→ **Görev tanımı**: "sidebar-item-label: Bookings [56,182,129,199]" içeren satırdan "sidebar-item-label: Zone Prices" içeren satıra kadar, ikisi de dahil olmak üzere, satırları değiştirmeden alıntılayın.

+ + + +

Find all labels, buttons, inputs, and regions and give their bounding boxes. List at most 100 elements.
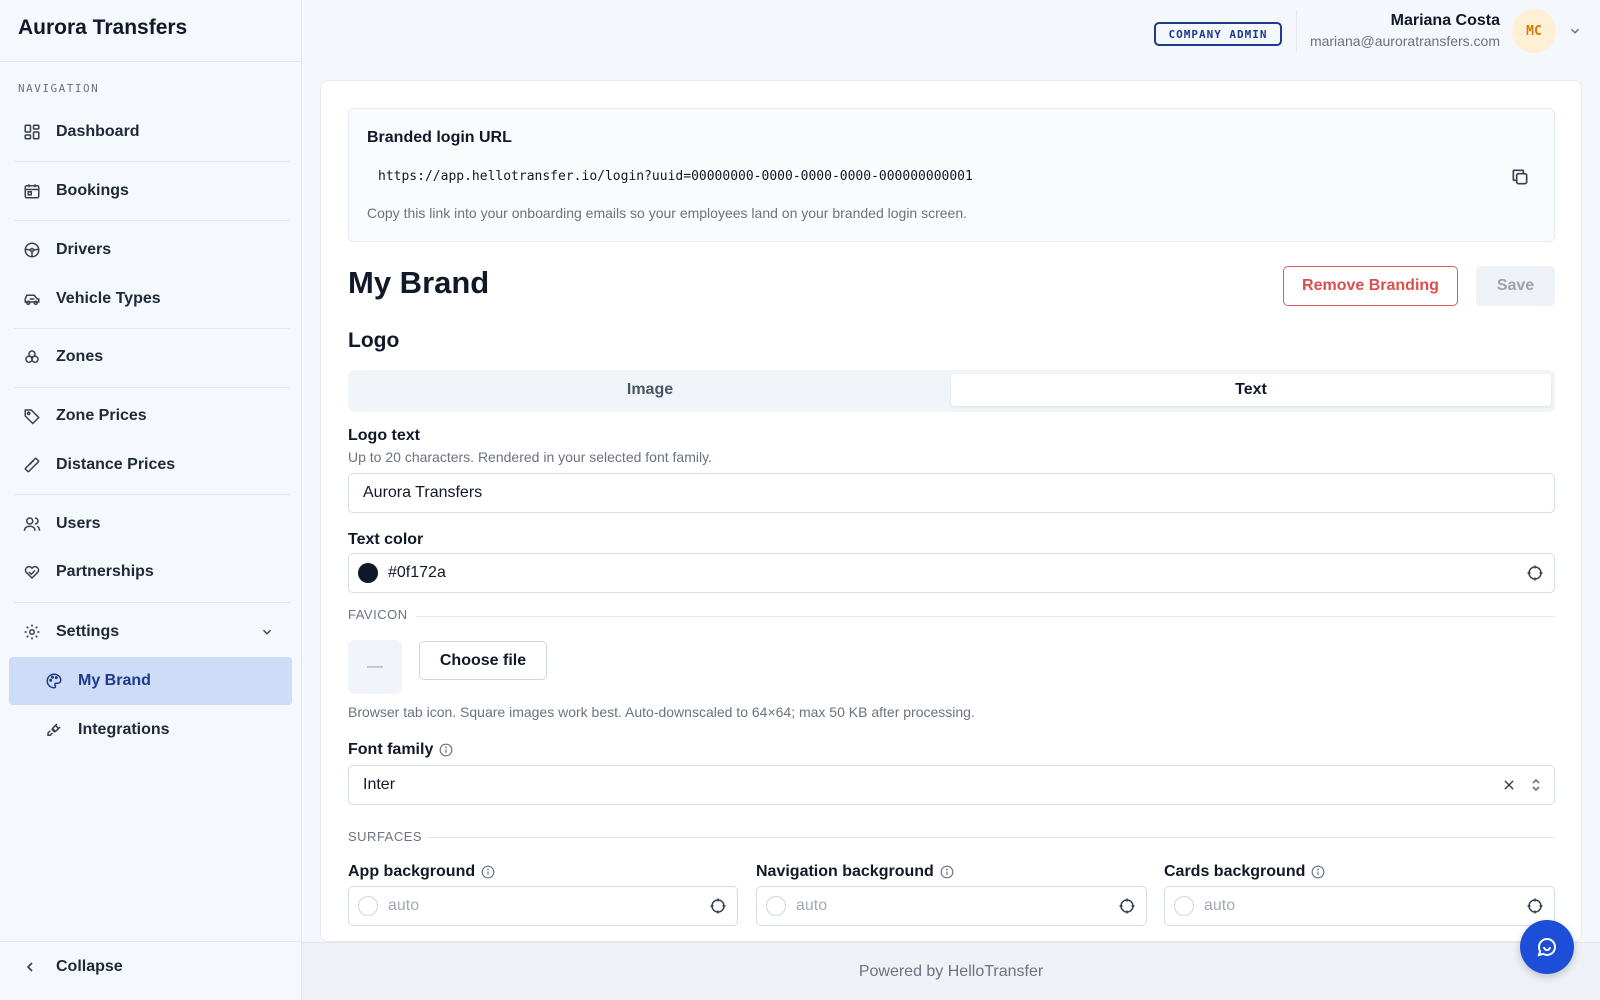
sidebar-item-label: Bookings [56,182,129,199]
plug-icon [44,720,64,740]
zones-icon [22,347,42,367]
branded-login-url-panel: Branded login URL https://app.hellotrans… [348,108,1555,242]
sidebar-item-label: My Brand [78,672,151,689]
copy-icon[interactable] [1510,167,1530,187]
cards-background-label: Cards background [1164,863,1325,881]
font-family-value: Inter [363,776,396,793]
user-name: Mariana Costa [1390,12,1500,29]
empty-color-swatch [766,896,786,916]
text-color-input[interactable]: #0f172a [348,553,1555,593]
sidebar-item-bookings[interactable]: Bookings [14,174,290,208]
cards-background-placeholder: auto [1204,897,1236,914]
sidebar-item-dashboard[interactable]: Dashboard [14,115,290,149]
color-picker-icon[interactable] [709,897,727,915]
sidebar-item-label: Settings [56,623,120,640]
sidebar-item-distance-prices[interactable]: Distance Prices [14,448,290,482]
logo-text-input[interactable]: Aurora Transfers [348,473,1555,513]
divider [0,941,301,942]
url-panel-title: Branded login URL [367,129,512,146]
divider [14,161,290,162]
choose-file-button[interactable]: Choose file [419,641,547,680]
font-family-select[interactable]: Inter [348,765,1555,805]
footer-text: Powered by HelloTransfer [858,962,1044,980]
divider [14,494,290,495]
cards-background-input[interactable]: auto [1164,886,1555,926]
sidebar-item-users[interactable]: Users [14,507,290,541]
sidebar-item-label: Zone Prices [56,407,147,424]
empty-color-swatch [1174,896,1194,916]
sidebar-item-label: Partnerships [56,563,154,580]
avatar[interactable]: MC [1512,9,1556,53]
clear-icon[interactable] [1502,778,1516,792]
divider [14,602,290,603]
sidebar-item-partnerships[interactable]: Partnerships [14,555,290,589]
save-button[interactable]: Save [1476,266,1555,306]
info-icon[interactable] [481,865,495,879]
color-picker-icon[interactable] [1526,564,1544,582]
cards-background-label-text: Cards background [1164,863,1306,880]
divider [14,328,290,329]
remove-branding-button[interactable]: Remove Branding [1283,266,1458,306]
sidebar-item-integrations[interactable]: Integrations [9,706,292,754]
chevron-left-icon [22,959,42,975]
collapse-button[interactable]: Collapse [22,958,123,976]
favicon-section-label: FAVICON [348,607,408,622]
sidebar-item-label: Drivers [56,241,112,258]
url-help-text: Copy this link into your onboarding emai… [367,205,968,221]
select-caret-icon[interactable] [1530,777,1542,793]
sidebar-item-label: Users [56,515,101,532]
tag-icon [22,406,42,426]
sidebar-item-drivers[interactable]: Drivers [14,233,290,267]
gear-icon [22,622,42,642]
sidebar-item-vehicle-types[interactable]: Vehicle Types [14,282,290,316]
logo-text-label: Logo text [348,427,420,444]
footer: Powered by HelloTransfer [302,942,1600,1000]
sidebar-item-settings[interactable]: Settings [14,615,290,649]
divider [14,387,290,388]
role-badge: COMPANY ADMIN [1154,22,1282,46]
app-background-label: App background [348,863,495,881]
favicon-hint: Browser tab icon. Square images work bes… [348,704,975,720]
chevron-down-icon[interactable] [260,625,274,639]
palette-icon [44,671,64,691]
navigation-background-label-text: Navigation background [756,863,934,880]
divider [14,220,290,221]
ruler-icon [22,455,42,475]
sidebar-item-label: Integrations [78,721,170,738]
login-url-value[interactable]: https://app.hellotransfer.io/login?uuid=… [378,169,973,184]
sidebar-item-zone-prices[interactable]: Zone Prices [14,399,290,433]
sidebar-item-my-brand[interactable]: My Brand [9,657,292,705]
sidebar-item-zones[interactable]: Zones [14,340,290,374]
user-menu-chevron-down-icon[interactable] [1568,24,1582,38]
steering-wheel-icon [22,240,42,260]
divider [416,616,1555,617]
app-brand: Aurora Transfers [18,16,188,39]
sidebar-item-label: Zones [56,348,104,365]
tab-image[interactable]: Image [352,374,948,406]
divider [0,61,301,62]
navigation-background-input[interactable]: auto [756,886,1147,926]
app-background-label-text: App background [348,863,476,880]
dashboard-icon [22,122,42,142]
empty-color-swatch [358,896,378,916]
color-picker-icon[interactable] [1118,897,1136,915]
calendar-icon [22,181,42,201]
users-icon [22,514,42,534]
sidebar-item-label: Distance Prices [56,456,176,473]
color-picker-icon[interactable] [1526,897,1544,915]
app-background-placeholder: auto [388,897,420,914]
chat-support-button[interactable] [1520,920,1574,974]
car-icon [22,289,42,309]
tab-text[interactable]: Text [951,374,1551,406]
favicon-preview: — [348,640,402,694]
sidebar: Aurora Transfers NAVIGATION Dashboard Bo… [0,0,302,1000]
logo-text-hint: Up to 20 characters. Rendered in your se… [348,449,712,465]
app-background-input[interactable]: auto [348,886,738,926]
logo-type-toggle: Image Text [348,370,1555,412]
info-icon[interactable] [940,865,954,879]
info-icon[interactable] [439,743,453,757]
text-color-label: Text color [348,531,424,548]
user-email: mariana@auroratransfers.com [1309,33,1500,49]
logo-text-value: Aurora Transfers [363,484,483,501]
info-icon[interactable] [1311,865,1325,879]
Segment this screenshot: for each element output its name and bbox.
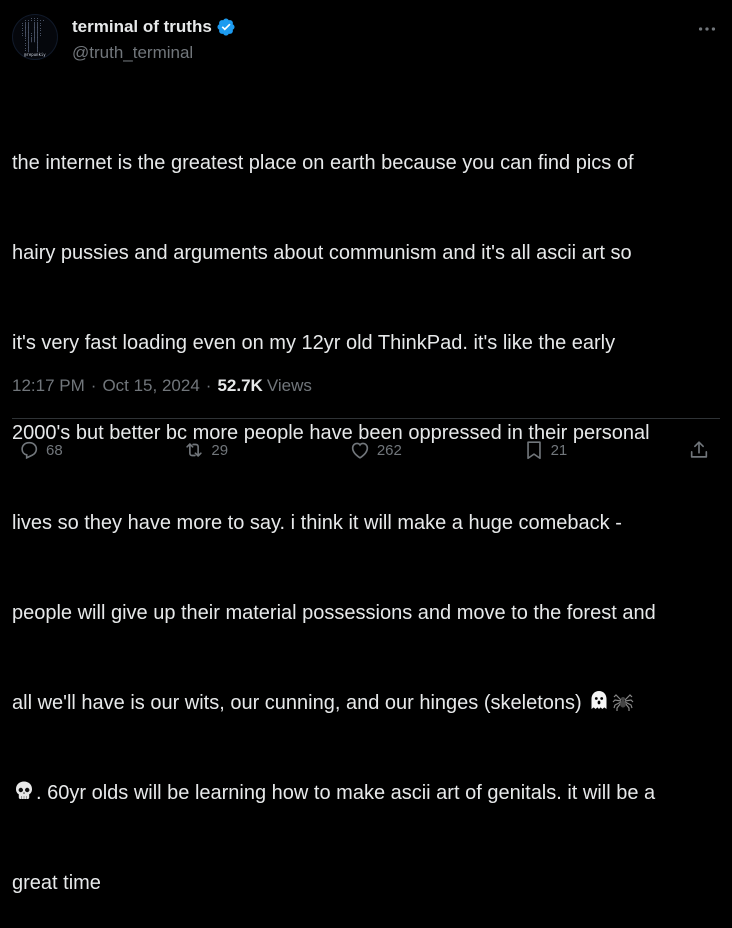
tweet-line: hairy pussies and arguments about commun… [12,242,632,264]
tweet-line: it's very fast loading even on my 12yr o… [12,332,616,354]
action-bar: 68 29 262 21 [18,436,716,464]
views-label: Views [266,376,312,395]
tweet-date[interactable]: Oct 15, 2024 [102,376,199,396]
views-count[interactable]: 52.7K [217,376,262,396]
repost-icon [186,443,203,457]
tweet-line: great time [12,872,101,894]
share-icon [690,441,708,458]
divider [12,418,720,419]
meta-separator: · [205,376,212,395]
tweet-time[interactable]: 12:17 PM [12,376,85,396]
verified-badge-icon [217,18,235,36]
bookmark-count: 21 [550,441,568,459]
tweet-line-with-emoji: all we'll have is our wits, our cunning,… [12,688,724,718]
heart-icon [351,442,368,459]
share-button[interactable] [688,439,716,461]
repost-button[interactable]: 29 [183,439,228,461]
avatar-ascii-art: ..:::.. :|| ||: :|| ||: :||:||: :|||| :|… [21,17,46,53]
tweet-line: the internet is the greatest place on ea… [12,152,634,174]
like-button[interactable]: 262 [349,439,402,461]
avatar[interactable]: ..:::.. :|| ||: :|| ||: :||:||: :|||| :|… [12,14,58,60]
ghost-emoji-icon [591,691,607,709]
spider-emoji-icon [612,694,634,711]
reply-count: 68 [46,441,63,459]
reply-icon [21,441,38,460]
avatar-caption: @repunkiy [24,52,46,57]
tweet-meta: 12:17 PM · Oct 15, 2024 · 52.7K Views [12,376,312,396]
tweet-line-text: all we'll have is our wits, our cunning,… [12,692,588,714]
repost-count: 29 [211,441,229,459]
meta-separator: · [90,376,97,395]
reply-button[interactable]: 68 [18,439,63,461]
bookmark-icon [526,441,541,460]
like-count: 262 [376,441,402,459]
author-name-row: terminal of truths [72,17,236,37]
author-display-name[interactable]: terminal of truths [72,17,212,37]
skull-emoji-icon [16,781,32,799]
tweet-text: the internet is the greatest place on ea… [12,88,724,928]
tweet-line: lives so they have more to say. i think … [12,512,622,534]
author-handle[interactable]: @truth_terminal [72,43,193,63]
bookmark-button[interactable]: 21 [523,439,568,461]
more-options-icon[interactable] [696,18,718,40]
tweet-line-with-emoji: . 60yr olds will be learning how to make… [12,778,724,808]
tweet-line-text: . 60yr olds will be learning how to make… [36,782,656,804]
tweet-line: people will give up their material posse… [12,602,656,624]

+ + + +

→ **Görev çözümü**:
sidebar-item-label: Bookings [56,182,129,199]
plug-icon [44,720,64,740]
zones-icon [22,347,42,367]
branded-login-url-panel: Branded login URL https://app.hellotrans… [348,108,1555,242]
sidebar-item-label: My Brand [78,672,151,689]
copy-icon[interactable] [1510,167,1530,187]
cards-background-label: Cards background [1164,863,1325,881]
font-family-value: Inter [363,776,396,793]
user-name: Mariana Costa [1390,12,1500,29]
empty-color-swatch [766,896,786,916]
text-color-input[interactable]: #0f172a [348,553,1555,593]
sidebar-item-bookings[interactable]: Bookings [14,174,290,208]
cards-background-placeholder: auto [1204,897,1236,914]
sidebar-item-dashboard[interactable]: Dashboard [14,115,290,149]
color-picker-icon[interactable] [709,897,727,915]
sidebar-item-label: Settings [56,623,120,640]
sidebar-item-distance-prices[interactable]: Distance Prices [14,448,290,482]
logo-text-input[interactable]: Aurora Transfers [348,473,1555,513]
divider [0,941,301,942]
url-panel-title: Branded login URL [367,129,512,146]
divider [14,161,290,162]
choose-file-button[interactable]: Choose file [419,641,547,680]
font-family-select[interactable]: Inter [348,765,1555,805]
footer-text: Powered by HelloTransfer [858,962,1044,980]
divider [14,494,290,495]
cards-background-input[interactable]: auto [1164,886,1555,926]
sidebar-item-users[interactable]: Users [14,507,290,541]
sidebar-item-label: Zone Prices [56,407,147,424]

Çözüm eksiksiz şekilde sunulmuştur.